____ Entries supplied

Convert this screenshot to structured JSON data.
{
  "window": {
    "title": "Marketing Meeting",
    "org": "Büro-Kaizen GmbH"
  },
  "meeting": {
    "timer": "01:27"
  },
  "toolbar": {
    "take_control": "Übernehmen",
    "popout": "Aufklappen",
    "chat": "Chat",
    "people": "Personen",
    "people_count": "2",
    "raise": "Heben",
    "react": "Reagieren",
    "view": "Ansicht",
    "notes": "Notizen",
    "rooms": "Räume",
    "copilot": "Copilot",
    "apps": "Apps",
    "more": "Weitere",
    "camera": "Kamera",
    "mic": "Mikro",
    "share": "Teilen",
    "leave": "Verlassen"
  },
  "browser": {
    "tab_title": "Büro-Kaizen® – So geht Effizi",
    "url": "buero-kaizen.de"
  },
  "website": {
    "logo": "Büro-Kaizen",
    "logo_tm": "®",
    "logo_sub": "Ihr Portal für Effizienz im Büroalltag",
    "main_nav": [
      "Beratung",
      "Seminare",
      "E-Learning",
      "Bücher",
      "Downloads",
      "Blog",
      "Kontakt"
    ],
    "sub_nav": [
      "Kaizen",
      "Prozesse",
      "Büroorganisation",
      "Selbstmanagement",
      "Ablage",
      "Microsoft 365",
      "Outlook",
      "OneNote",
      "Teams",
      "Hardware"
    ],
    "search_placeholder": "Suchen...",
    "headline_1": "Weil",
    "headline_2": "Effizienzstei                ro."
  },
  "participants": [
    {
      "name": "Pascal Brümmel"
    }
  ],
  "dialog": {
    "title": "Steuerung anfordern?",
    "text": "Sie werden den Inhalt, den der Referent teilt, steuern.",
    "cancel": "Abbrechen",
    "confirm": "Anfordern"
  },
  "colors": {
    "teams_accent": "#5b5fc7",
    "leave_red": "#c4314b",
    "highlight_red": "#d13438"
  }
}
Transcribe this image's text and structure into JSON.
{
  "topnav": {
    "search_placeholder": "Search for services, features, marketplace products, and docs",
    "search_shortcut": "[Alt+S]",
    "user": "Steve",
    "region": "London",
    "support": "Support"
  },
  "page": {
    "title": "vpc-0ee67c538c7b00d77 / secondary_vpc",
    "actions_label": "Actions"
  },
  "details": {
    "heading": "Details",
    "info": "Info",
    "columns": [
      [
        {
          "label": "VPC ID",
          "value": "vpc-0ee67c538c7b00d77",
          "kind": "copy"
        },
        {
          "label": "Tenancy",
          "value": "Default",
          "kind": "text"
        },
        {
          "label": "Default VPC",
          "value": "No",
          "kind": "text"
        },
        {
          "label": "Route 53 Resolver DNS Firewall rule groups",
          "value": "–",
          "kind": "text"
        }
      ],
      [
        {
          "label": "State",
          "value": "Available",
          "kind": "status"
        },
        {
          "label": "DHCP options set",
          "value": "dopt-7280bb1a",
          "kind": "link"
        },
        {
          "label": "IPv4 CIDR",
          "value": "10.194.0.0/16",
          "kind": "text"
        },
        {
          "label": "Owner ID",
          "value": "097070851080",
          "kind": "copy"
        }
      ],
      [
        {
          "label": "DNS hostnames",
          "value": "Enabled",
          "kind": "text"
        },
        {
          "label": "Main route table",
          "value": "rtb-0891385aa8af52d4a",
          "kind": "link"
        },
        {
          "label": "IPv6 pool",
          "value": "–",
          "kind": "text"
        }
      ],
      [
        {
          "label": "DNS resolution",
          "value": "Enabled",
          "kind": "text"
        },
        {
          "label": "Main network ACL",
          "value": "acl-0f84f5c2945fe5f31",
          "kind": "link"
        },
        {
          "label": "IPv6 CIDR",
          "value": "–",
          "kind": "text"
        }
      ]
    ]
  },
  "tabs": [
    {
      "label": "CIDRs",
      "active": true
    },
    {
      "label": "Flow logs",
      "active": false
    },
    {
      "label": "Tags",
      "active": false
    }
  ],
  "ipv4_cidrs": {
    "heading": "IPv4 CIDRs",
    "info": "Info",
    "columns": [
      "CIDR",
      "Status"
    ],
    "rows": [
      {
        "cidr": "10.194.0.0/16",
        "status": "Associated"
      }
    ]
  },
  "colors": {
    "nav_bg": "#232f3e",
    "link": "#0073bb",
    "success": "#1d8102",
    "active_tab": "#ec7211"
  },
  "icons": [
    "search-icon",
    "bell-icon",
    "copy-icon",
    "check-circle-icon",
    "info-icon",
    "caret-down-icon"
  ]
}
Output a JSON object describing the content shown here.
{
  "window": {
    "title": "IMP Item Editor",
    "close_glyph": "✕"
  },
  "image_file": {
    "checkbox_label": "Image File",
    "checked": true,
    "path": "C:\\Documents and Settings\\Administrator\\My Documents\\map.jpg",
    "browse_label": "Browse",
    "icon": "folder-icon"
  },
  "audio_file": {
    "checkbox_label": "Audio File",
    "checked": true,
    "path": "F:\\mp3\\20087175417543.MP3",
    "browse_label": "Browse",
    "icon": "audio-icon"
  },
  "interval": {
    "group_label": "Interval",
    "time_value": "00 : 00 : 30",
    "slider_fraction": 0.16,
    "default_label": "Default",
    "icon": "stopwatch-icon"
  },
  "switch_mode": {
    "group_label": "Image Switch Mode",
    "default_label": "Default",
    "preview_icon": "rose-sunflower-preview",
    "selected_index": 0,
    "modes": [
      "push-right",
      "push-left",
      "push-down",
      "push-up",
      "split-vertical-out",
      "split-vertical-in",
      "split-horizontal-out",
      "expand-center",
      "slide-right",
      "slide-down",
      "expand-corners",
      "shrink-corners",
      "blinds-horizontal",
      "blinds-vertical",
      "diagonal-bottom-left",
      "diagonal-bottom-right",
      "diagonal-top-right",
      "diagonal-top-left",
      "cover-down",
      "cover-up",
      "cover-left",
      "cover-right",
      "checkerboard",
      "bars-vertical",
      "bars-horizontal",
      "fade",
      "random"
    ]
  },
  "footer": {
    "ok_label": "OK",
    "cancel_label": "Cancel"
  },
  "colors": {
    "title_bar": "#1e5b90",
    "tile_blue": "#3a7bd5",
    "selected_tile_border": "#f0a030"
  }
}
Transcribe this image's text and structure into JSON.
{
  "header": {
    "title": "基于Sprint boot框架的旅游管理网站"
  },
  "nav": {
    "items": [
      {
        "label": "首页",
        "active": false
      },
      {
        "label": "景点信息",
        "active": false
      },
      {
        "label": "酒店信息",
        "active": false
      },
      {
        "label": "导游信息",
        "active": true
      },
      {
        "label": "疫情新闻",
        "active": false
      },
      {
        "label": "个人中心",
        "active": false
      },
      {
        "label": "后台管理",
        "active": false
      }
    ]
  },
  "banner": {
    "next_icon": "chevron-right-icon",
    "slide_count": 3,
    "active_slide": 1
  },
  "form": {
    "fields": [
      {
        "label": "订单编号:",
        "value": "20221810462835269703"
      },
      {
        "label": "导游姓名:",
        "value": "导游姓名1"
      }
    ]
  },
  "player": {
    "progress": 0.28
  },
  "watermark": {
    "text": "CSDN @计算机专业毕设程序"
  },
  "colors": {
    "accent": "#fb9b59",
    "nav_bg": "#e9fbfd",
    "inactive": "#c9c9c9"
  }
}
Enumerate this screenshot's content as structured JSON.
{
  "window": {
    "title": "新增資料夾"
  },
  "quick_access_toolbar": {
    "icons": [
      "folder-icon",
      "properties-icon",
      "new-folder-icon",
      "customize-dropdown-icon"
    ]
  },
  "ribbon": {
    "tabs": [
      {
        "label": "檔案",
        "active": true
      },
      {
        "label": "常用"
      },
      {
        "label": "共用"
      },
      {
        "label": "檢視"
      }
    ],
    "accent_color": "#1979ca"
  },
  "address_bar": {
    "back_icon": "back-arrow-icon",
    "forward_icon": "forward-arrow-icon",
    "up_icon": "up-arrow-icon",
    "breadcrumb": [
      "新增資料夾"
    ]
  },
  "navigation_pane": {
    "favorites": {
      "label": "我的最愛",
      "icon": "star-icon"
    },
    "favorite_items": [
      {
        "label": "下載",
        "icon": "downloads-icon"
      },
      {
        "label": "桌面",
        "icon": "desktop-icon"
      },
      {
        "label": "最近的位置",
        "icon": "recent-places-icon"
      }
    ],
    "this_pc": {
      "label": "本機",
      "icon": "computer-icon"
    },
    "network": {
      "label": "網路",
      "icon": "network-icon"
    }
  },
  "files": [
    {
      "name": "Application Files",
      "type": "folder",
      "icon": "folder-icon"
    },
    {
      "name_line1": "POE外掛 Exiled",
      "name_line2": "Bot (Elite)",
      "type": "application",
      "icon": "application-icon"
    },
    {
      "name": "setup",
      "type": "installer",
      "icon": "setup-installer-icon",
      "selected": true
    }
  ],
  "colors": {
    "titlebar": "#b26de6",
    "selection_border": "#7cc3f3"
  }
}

________

◆ What you are asked to do ◆
Beginning with the line that contains "Enumerate this screenshot's", repeat every line through the end of the records and nothing more.

◆ Exercise output ◆
Enumerate this screenshot's content as structured JSON.
{
  "window": {
    "title": "新增資料夾"
  },
  "quick_access_toolbar": {
    "icons": [
      "folder-icon",
      "properties-icon",
      "new-folder-icon",
      "customize-dropdown-icon"
    ]
  },
  "ribbon": {
    "tabs": [
      {
        "label": "檔案",
        "active": true
      },
      {
        "label": "常用"
      },
      {
        "label": "共用"
      },
      {
        "label": "檢視"
      }
    ],
    "accent_color": "#1979ca"
  },
  "address_bar": {
    "back_icon": "back-arrow-icon",
    "forward_icon": "forward-arrow-icon",
    "up_icon": "up-arrow-icon",
    "breadcrumb": [
      "新增資料夾"
    ]
  },
  "navigation_pane": {
    "favorites": {
      "label": "我的最愛",
      "icon": "star-icon"
    },
    "favorite_items": [
      {
        "label": "下載",
        "icon": "downloads-icon"
      },
      {
        "label": "桌面",
        "icon": "desktop-icon"
      },
      {
        "label": "最近的位置",
        "icon": "recent-places-icon"
      }
    ],
    "this_pc": {
      "label": "本機",
      "icon": "computer-icon"
    },
    "network": {
      "label": "網路",
      "icon": "network-icon"
    }
  },
  "files": [
    {
      "name": "Application Files",
      "type": "folder",
      "icon": "folder-icon"
    },
    {
      "name_line1": "POE外掛 Exiled",
      "name_line2": "Bot (Elite)",
      "type": "application",
      "icon": "application-icon"
    },
    {
      "name": "setup",
      "type": "installer",
      "icon": "setup-installer-icon",
      "selected": true
    }
  ],
  "colors": {
    "titlebar": "#b26de6",
    "selection_border": "#7cc3f3"
  }
}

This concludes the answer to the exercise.